§ EXERCISE OBJECTIVE: Copy every entry exactly as given, minus the images.

§ DATASET EXCERPTS:
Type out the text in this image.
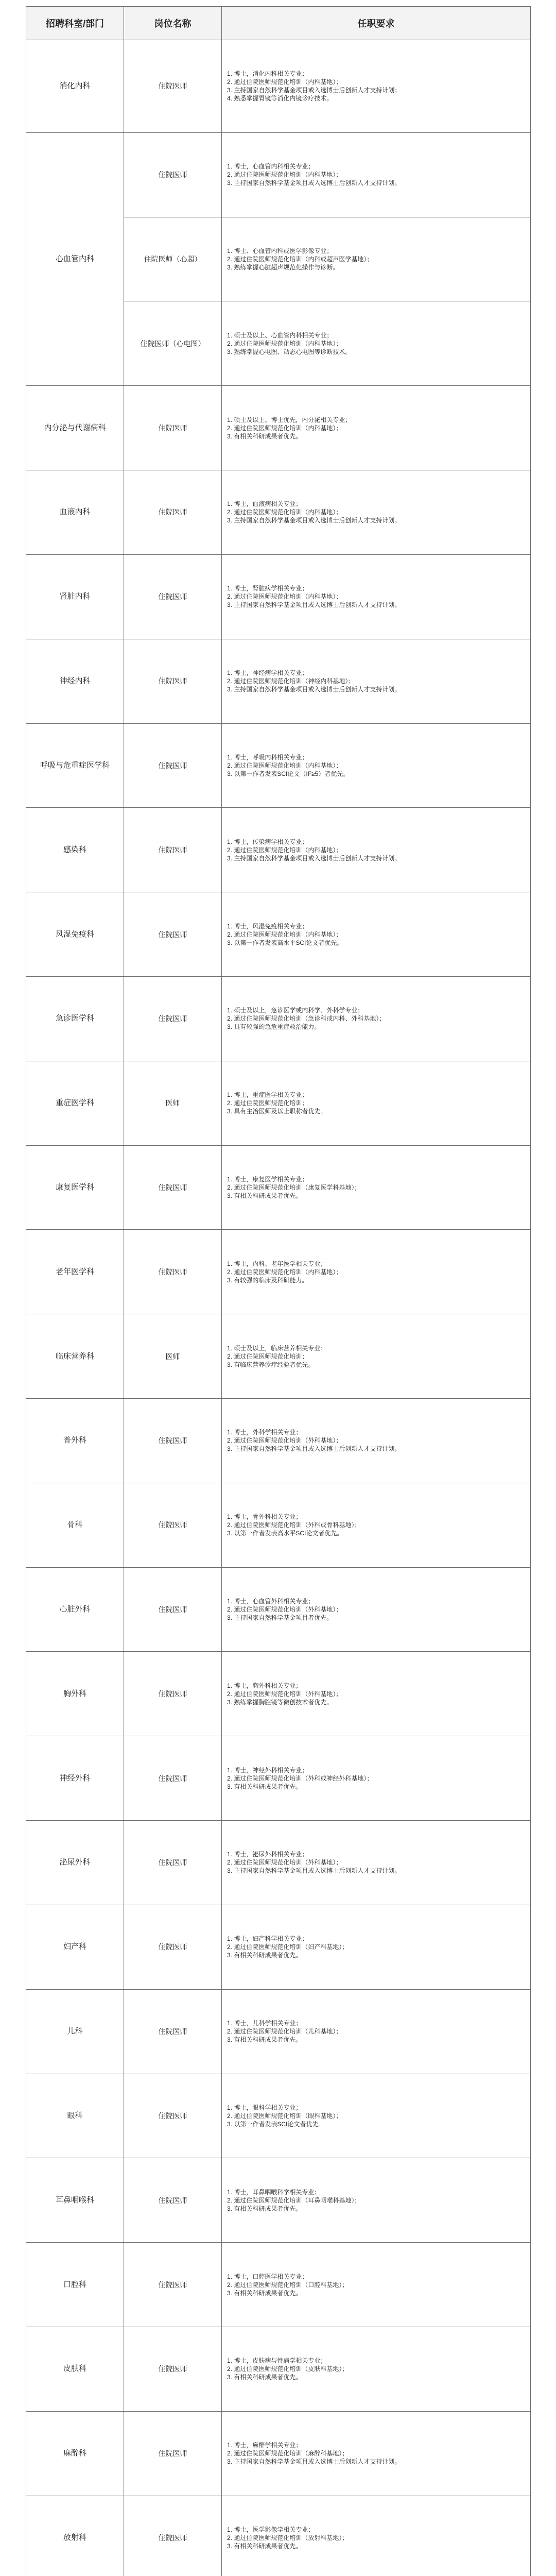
招聘科室/部门	岗位名称	任职要求
消化内科	住院医师	1. 博士，消化内科相关专业；
2. 通过住院医师规范化培训（内科基地）；
3. 主持国家自然科学基金项目或入选博士后创新人才支持计划；
4. 熟悉掌握胃镜等消化内镜诊疗技术。

心血管内科	住院医师	1. 博士，心血管内科相关专业；
2. 通过住院医师规范化培训（内科基地）；
3. 主持国家自然科学基金项目或入选博士后创新人才支持计划。

	住院医师（心超）	1. 博士、心血管内科或医学影像专业；
2. 通过住院医师规范化培训（内科或超声医学基地）；
3. 熟练掌握心脏超声规范化操作与诊断。

	住院医师（心电图）	1. 硕士及以上、心血管内科相关专业；
2. 通过住院医师规范化培训（内科基地）；
3. 熟练掌握心电图、动态心电图等诊断技术。

内分泌与代谢病科	住院医师	1. 硕士及以上、博士优先，内分泌相关专业；
2. 通过住院医师规范化培训（内科基地）；
3. 有相关科研成果者优先。

血液内科	住院医师	1. 博士，血液病相关专业；
2. 通过住院医师规范化培训（内科基地）；
3. 主持国家自然科学基金项目或入选博士后创新人才支持计划。

肾脏内科	住院医师	1. 博士，肾脏病学相关专业；
2. 通过住院医师规范化培训（内科基地）；
3. 主持国家自然科学基金项目或入选博士后创新人才支持计划。

神经内科	住院医师	1. 博士，神经病学相关专业；
2. 通过住院医师规范化培训（神经内科基地）；
3. 主持国家自然科学基金项目或入选博士后创新人才支持计划。

呼吸与危重症医学科	住院医师	1. 博士，呼吸内科相关专业；
2. 通过住院医师规范化培训（内科基地）；
3. 以第一作者发表SCI论文（IF≥5）者优先。

感染科	住院医师	1. 博士，传染病学相关专业；
2. 通过住院医师规范化培训（内科基地）；
3. 主持国家自然科学基金项目或入选博士后创新人才支持计划。

风湿免疫科	住院医师	1. 博士，风湿免疫相关专业；
2. 通过住院医师规范化培训（内科基地）；
3. 以第一作者发表高水平SCI论文者优先。

急诊医学科	住院医师	1. 硕士及以上，急诊医学或内科学、外科学专业；
2. 通过住院医师规范化培训（急诊科或内科、外科基地）；
3. 具有较强的急危重症救治能力。

重症医学科	医师	1. 博士，重症医学相关专业；
2. 通过住院医师规范化培训；
3. 具有主治医师及以上职称者优先。

康复医学科	住院医师	1. 博士，康复医学相关专业；
2. 通过住院医师规范化培训（康复医学科基地）；
3. 有相关科研成果者优先。

老年医学科	住院医师	1. 博士，内科、老年医学相关专业；
2. 通过住院医师规范化培训（内科基地）；
3. 有较强的临床及科研能力。

临床营养科	医师	1. 硕士及以上，临床营养相关专业；
2. 通过住院医师规范化培训；
3. 有临床营养诊疗经验者优先。

普外科	住院医师	1. 博士，外科学相关专业；
2. 通过住院医师规范化培训（外科基地）；
3. 主持国家自然科学基金项目或入选博士后创新人才支持计划。

骨科	住院医师	1. 博士，骨外科相关专业；
2. 通过住院医师规范化培训（外科或骨科基地）；
3. 以第一作者发表高水平SCI论文者优先。

心脏外科	住院医师	1. 博士，心血管外科相关专业；
2. 通过住院医师规范化培训（外科基地）；
3. 主持国家自然科学基金项目者优先。

胸外科	住院医师	1. 博士，胸外科相关专业；
2. 通过住院医师规范化培训（外科基地）；
3. 熟练掌握胸腔镜等微创技术者优先。

神经外科	住院医师	1. 博士，神经外科相关专业；
2. 通过住院医师规范化培训（外科或神经外科基地）；
3. 有相关科研成果者优先。

泌尿外科	住院医师	1. 博士，泌尿外科相关专业；
2. 通过住院医师规范化培训（外科基地）；
3. 主持国家自然科学基金项目或入选博士后创新人才支持计划。

妇产科	住院医师	1. 博士，妇产科学相关专业；
2. 通过住院医师规范化培训（妇产科基地）；
3. 有相关科研成果者优先。

儿科	住院医师	1. 博士，儿科学相关专业；
2. 通过住院医师规范化培训（儿科基地）；
3. 有相关科研成果者优先。

眼科	住院医师	1. 博士，眼科学相关专业；
2. 通过住院医师规范化培训（眼科基地）；
3. 以第一作者发表SCI论文者优先。

耳鼻咽喉科	住院医师	1. 博士，耳鼻咽喉科学相关专业；
2. 通过住院医师规范化培训（耳鼻咽喉科基地）；
3. 有相关科研成果者优先。

口腔科	住院医师	1. 博士，口腔医学相关专业；
2. 通过住院医师规范化培训（口腔科基地）；
3. 有相关科研成果者优先。

皮肤科	住院医师	1. 博士，皮肤病与性病学相关专业；
2. 通过住院医师规范化培训（皮肤科基地）；
3. 有相关科研成果者优先。

麻醉科	住院医师	1. 博士，麻醉学相关专业；
2. 通过住院医师规范化培训（麻醉科基地）；
3. 主持国家自然科学基金项目或入选博士后创新人才支持计划。

放射科	住院医师	1. 博士，医学影像学相关专业；
2. 通过住院医师规范化培训（放射科基地）；
3. 有相关科研成果者优先。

§ EXERCISE OUTPUT:
Type out the text in this image.
招聘科室/部门	岗位名称	任职要求
消化内科	住院医师	1. 博士，消化内科相关专业；
2. 通过住院医师规范化培训（内科基地）；
3. 主持国家自然科学基金项目或入选博士后创新人才支持计划；
4. 熟悉掌握胃镜等消化内镜诊疗技术。

心血管内科	住院医师	1. 博士，心血管内科相关专业；
2. 通过住院医师规范化培训（内科基地）；
3. 主持国家自然科学基金项目或入选博士后创新人才支持计划。

	住院医师（心超）	1. 博士、心血管内科或医学影像专业；
2. 通过住院医师规范化培训（内科或超声医学基地）；
3. 熟练掌握心脏超声规范化操作与诊断。

	住院医师（心电图）	1. 硕士及以上、心血管内科相关专业；
2. 通过住院医师规范化培训（内科基地）；
3. 熟练掌握心电图、动态心电图等诊断技术。

内分泌与代谢病科	住院医师	1. 硕士及以上、博士优先，内分泌相关专业；
2. 通过住院医师规范化培训（内科基地）；
3. 有相关科研成果者优先。

血液内科	住院医师	1. 博士，血液病相关专业；
2. 通过住院医师规范化培训（内科基地）；
3. 主持国家自然科学基金项目或入选博士后创新人才支持计划。

肾脏内科	住院医师	1. 博士，肾脏病学相关专业；
2. 通过住院医师规范化培训（内科基地）；
3. 主持国家自然科学基金项目或入选博士后创新人才支持计划。

神经内科	住院医师	1. 博士，神经病学相关专业；
2. 通过住院医师规范化培训（神经内科基地）；
3. 主持国家自然科学基金项目或入选博士后创新人才支持计划。

呼吸与危重症医学科	住院医师	1. 博士，呼吸内科相关专业；
2. 通过住院医师规范化培训（内科基地）；
3. 以第一作者发表SCI论文（IF≥5）者优先。

感染科	住院医师	1. 博士，传染病学相关专业；
2. 通过住院医师规范化培训（内科基地）；
3. 主持国家自然科学基金项目或入选博士后创新人才支持计划。

风湿免疫科	住院医师	1. 博士，风湿免疫相关专业；
2. 通过住院医师规范化培训（内科基地）；
3. 以第一作者发表高水平SCI论文者优先。

急诊医学科	住院医师	1. 硕士及以上，急诊医学或内科学、外科学专业；
2. 通过住院医师规范化培训（急诊科或内科、外科基地）；
3. 具有较强的急危重症救治能力。

重症医学科	医师	1. 博士，重症医学相关专业；
2. 通过住院医师规范化培训；
3. 具有主治医师及以上职称者优先。

康复医学科	住院医师	1. 博士，康复医学相关专业；
2. 通过住院医师规范化培训（康复医学科基地）；
3. 有相关科研成果者优先。

老年医学科	住院医师	1. 博士，内科、老年医学相关专业；
2. 通过住院医师规范化培训（内科基地）；
3. 有较强的临床及科研能力。

临床营养科	医师	1. 硕士及以上，临床营养相关专业；
2. 通过住院医师规范化培训；
3. 有临床营养诊疗经验者优先。

普外科	住院医师	1. 博士，外科学相关专业；
2. 通过住院医师规范化培训（外科基地）；
3. 主持国家自然科学基金项目或入选博士后创新人才支持计划。

骨科	住院医师	1. 博士，骨外科相关专业；
2. 通过住院医师规范化培训（外科或骨科基地）；
3. 以第一作者发表高水平SCI论文者优先。

心脏外科	住院医师	1. 博士，心血管外科相关专业；
2. 通过住院医师规范化培训（外科基地）；
3. 主持国家自然科学基金项目者优先。

胸外科	住院医师	1. 博士，胸外科相关专业；
2. 通过住院医师规范化培训（外科基地）；
3. 熟练掌握胸腔镜等微创技术者优先。

神经外科	住院医师	1. 博士，神经外科相关专业；
2. 通过住院医师规范化培训（外科或神经外科基地）；
3. 有相关科研成果者优先。

泌尿外科	住院医师	1. 博士，泌尿外科相关专业；
2. 通过住院医师规范化培训（外科基地）；
3. 主持国家自然科学基金项目或入选博士后创新人才支持计划。

妇产科	住院医师	1. 博士，妇产科学相关专业；
2. 通过住院医师规范化培训（妇产科基地）；
3. 有相关科研成果者优先。

儿科	住院医师	1. 博士，儿科学相关专业；
2. 通过住院医师规范化培训（儿科基地）；
3. 有相关科研成果者优先。

眼科	住院医师	1. 博士，眼科学相关专业；
2. 通过住院医师规范化培训（眼科基地）；
3. 以第一作者发表SCI论文者优先。

耳鼻咽喉科	住院医师	1. 博士，耳鼻咽喉科学相关专业；
2. 通过住院医师规范化培训（耳鼻咽喉科基地）；
3. 有相关科研成果者优先。

口腔科	住院医师	1. 博士，口腔医学相关专业；
2. 通过住院医师规范化培训（口腔科基地）；
3. 有相关科研成果者优先。

皮肤科	住院医师	1. 博士，皮肤病与性病学相关专业；
2. 通过住院医师规范化培训（皮肤科基地）；
3. 有相关科研成果者优先。

麻醉科	住院医师	1. 博士，麻醉学相关专业；
2. 通过住院医师规范化培训（麻醉科基地）；
3. 主持国家自然科学基金项目或入选博士后创新人才支持计划。

放射科	住院医师	1. 博士，医学影像学相关专业；
2. 通过住院医师规范化培训（放射科基地）；
3. 有相关科研成果者优先。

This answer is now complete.